• _PROBLEM REQUIREMENTS_
All entries must be repeated exactly; do not include the pictures.

..........

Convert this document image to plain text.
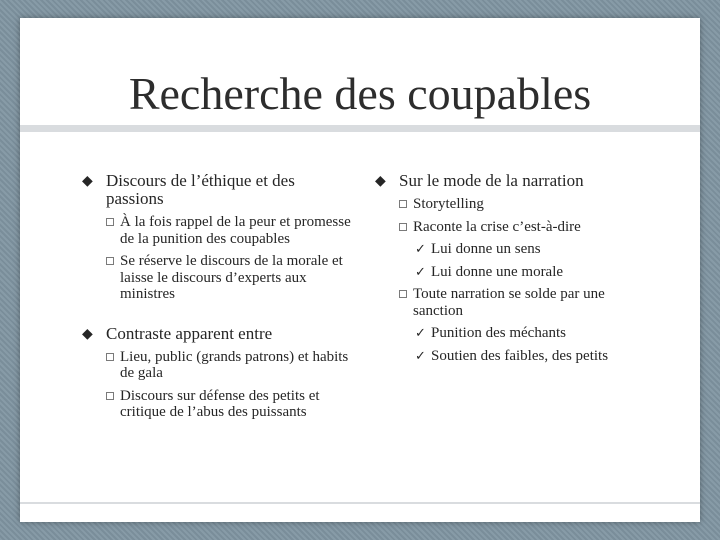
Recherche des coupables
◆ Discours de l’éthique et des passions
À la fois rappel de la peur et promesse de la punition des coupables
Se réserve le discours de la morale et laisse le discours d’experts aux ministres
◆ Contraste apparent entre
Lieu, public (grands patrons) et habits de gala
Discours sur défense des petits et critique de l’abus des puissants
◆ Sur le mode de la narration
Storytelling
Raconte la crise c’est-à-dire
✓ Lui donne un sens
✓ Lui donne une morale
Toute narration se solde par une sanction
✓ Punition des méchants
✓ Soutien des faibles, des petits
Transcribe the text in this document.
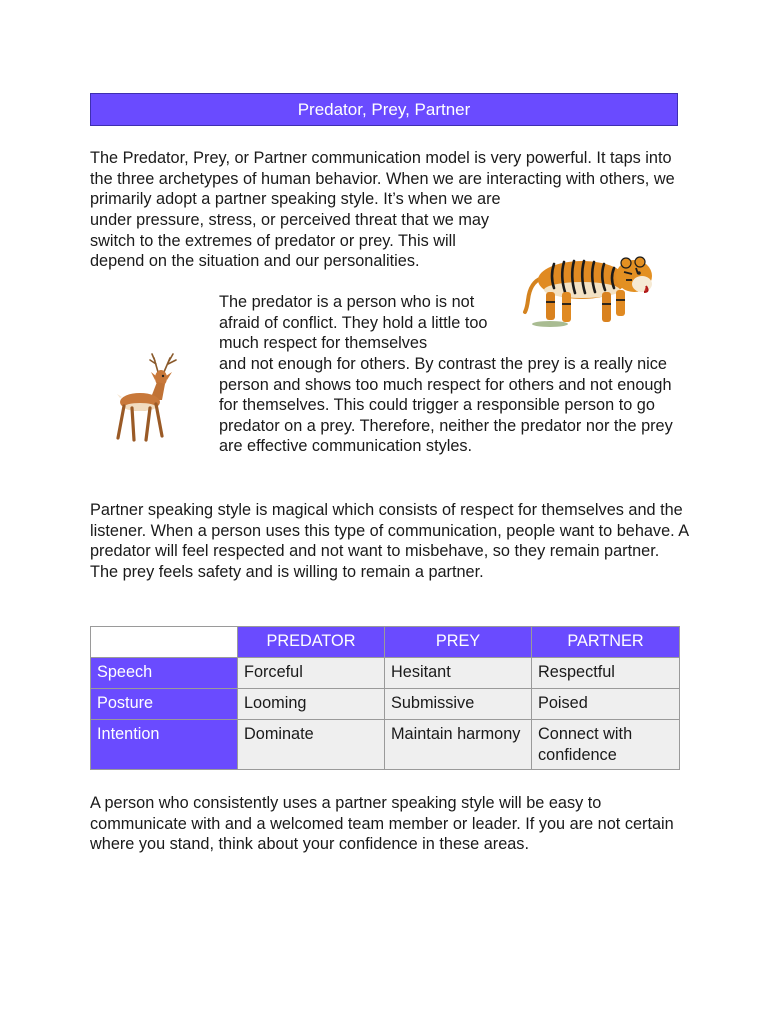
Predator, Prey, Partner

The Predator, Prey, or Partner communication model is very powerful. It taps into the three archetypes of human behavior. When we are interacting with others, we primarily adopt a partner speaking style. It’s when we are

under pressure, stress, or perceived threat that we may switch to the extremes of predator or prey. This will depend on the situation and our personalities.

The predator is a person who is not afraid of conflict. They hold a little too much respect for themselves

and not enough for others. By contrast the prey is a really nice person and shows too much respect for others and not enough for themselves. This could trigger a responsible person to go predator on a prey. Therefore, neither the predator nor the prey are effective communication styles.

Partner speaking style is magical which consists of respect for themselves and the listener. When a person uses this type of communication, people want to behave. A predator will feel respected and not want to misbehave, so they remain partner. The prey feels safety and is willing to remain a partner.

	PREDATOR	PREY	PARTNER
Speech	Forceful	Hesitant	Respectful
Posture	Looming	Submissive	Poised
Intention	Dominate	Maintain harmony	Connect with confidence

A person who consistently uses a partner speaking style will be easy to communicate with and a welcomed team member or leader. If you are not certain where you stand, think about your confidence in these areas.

..........

• _COMPLETED TASK_
Convert this document image to plain text.
Recherche des coupables
◆ Discours de l’éthique et des passions
À la fois rappel de la peur et promesse de la punition des coupables
Se réserve le discours de la morale et laisse le discours d’experts aux ministres
◆ Contraste apparent entre
Lieu, public (grands patrons) et habits de gala
Discours sur défense des petits et critique de l’abus des puissants
◆ Sur le mode de la narration
Storytelling
Raconte la crise c’est-à-dire
✓ Lui donne un sens
✓ Lui donne une morale
Toute narration se solde par une sanction
✓ Punition des méchants
✓ Soutien des faibles, des petits
Transcribe the text in this document.
Predator, Prey, Partner

The Predator, Prey, or Partner communication model is very powerful. It taps into the three archetypes of human behavior. When we are interacting with others, we primarily adopt a partner speaking style. It’s when we are

under pressure, stress, or perceived threat that we may switch to the extremes of predator or prey. This will depend on the situation and our personalities.

The predator is a person who is not afraid of conflict. They hold a little too much respect for themselves

and not enough for others. By contrast the prey is a really nice person and shows too much respect for others and not enough for themselves. This could trigger a responsible person to go predator on a prey. Therefore, neither the predator nor the prey are effective communication styles.

Partner speaking style is magical which consists of respect for themselves and the listener. When a person uses this type of communication, people want to behave. A predator will feel respected and not want to misbehave, so they remain partner. The prey feels safety and is willing to remain a partner.

	PREDATOR	PREY	PARTNER
Speech	Forceful	Hesitant	Respectful
Posture	Looming	Submissive	Poised
Intention	Dominate	Maintain harmony	Connect with confidence

A person who consistently uses a partner speaking style will be easy to communicate with and a welcomed team member or leader. If you are not certain where you stand, think about your confidence in these areas.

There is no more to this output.